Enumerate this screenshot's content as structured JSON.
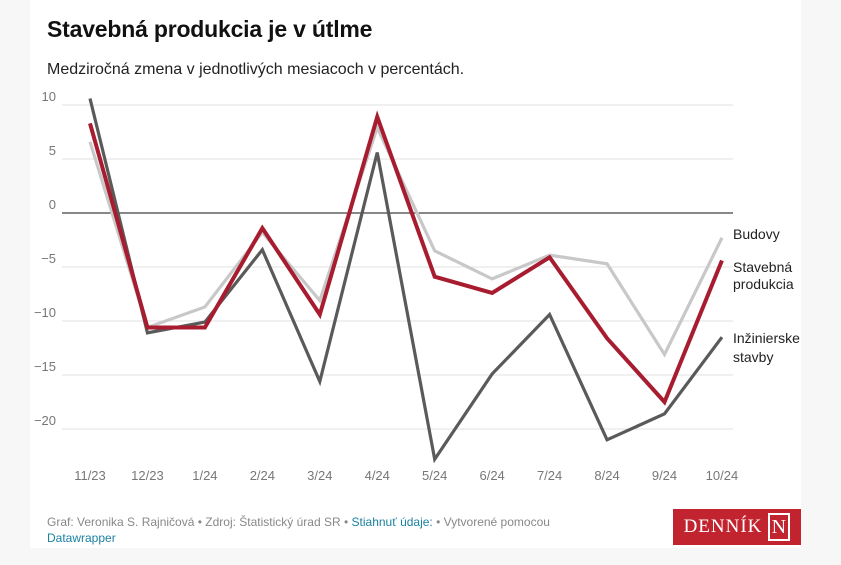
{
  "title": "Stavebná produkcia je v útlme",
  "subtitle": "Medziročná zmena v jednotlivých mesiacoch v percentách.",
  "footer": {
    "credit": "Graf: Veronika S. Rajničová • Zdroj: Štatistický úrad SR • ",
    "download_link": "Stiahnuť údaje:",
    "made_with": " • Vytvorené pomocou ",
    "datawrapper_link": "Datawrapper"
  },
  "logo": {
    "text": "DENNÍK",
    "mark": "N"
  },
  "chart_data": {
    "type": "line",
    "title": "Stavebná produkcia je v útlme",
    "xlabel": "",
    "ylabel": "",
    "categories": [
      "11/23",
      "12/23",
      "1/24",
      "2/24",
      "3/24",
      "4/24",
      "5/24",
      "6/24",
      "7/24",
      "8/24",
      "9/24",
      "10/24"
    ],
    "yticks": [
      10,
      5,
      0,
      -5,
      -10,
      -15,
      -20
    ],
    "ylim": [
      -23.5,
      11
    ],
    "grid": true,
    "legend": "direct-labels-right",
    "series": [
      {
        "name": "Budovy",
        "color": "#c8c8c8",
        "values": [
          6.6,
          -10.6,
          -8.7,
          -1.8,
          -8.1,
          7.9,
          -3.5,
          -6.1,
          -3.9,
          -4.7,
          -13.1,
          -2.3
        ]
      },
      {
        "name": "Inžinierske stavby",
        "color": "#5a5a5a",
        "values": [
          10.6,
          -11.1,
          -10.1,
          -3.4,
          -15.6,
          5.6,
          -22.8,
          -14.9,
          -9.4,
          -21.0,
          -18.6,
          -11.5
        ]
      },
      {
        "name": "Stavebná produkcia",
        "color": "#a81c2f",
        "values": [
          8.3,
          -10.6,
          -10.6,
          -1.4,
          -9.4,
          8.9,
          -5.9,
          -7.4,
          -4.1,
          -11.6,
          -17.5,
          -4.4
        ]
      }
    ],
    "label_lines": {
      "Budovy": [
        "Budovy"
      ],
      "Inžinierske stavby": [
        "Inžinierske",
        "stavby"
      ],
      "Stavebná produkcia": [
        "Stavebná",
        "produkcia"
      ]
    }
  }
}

---

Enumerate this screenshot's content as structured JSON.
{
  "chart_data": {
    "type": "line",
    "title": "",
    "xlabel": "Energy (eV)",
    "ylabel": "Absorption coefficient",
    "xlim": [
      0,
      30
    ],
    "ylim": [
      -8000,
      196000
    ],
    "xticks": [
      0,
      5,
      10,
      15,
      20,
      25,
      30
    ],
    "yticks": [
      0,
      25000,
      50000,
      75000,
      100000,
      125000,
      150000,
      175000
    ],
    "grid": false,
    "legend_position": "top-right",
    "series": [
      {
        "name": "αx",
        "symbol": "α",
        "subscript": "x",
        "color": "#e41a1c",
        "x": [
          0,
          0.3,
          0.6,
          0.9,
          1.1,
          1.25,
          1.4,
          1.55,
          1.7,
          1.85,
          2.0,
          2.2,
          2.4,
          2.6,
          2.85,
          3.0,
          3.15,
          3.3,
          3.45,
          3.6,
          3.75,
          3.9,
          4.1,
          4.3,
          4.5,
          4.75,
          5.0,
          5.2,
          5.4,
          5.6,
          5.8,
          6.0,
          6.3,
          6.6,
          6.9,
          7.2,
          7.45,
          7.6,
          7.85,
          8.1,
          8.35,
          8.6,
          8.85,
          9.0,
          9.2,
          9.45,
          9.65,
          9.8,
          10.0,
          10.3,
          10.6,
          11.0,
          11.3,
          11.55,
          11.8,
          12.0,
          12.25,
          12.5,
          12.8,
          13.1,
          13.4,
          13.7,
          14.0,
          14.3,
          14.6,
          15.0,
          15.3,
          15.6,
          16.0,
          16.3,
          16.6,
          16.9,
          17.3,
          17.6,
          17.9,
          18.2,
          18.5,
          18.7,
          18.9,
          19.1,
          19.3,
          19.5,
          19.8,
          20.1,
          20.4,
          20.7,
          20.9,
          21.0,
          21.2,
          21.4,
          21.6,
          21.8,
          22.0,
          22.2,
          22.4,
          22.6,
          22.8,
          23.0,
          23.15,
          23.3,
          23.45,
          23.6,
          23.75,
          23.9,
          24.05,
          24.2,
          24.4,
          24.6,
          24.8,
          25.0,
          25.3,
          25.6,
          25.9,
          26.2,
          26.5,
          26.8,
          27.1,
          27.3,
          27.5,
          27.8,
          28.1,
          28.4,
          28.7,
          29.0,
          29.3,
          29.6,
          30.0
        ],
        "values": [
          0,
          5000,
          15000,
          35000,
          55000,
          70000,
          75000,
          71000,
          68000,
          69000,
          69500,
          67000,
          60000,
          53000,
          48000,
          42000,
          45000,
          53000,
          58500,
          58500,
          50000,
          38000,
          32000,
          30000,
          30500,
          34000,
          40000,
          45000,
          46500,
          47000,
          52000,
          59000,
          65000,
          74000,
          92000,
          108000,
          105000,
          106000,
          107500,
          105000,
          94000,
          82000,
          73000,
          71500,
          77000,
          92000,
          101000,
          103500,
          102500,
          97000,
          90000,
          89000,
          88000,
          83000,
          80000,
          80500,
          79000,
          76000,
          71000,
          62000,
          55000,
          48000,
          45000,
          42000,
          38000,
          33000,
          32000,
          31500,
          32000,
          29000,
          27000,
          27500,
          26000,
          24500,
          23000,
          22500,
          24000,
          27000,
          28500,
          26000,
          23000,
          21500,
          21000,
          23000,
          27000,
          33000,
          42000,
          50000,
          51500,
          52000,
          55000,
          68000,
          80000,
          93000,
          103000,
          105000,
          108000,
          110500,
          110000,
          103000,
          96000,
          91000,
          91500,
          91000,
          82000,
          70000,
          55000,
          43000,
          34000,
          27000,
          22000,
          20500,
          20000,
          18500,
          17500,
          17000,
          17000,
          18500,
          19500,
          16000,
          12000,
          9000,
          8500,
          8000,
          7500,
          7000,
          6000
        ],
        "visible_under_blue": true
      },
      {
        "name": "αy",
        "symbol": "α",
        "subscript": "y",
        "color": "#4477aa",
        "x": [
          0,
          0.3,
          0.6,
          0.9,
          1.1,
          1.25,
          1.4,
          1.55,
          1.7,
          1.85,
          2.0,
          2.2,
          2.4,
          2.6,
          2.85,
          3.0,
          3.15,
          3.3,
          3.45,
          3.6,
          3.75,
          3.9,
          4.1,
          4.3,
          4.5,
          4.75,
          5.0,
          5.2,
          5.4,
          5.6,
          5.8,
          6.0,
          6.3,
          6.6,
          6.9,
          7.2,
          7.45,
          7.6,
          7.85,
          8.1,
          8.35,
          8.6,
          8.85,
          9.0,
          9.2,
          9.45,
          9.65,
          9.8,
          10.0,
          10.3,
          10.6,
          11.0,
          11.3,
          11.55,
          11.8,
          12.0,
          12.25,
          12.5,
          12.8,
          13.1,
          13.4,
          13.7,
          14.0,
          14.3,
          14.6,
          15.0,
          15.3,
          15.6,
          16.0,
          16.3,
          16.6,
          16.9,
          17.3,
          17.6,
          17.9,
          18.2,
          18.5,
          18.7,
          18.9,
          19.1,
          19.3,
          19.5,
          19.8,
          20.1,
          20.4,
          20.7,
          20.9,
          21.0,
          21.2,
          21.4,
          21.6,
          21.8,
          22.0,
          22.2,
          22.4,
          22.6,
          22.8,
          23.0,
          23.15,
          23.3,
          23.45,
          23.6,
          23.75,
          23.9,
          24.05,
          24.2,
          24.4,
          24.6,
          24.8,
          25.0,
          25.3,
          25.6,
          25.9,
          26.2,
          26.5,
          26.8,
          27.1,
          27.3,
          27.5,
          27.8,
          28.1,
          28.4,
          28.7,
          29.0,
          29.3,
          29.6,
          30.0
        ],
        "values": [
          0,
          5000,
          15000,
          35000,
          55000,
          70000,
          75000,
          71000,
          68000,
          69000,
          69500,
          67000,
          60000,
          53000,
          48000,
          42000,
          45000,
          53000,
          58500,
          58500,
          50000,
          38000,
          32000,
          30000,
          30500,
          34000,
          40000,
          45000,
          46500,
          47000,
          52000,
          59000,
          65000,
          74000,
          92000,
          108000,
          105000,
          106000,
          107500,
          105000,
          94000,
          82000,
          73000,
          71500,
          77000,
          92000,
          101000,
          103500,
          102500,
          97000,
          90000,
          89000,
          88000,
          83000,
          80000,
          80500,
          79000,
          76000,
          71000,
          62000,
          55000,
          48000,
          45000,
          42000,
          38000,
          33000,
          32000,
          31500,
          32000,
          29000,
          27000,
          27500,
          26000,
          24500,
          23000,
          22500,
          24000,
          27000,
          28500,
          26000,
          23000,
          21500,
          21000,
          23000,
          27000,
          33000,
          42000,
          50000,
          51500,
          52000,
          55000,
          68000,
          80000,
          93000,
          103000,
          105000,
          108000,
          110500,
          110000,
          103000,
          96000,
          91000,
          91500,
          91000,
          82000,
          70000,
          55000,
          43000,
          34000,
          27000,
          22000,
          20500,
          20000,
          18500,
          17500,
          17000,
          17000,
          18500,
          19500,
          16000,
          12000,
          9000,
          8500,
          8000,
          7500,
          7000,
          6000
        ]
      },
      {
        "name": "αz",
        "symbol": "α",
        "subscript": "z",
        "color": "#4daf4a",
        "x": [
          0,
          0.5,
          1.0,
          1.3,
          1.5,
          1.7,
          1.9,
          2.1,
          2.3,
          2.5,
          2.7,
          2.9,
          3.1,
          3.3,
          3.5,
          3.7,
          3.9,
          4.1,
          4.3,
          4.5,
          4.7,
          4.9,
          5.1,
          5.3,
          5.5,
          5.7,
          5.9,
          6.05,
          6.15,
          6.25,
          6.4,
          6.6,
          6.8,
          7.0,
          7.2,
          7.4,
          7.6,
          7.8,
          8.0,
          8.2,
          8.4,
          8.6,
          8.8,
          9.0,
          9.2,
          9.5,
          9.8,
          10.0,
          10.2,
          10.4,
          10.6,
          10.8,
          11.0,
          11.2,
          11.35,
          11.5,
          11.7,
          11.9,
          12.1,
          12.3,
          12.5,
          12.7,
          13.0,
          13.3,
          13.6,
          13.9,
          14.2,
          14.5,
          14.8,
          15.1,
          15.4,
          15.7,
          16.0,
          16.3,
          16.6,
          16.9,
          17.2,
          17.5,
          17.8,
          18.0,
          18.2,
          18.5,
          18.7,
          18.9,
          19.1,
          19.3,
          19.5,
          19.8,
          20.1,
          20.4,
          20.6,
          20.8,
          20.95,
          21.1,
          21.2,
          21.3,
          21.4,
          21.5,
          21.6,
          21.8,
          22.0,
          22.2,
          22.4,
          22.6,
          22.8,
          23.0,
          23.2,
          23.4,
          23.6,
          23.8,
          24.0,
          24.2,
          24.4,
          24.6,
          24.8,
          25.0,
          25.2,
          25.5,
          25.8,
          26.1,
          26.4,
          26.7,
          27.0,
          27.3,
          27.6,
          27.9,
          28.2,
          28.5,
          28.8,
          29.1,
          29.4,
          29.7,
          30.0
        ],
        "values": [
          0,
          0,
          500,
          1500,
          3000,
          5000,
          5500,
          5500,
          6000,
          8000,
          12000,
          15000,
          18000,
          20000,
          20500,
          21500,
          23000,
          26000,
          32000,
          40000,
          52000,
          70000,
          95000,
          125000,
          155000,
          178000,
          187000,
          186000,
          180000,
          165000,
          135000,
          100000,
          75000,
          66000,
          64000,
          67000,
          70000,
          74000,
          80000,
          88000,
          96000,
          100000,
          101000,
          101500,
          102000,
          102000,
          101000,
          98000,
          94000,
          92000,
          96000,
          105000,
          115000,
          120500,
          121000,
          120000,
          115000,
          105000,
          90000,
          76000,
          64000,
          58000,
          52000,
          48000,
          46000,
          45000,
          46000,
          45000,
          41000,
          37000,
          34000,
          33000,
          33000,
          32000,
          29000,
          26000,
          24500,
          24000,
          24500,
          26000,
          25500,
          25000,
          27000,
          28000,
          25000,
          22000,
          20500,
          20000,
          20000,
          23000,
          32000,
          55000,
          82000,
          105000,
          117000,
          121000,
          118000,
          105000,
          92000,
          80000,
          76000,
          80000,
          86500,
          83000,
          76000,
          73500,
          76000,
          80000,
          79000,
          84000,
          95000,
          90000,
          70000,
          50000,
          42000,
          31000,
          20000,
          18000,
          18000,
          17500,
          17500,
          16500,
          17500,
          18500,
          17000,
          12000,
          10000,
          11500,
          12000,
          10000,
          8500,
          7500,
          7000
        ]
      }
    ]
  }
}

What you are asked to do>
Filter the records, keeping only lines that contain "stavby", and show those lines.

Correct result>
        "name": "Inžinierske stavby",
      "Inžinierske stavby": [
        "stavby"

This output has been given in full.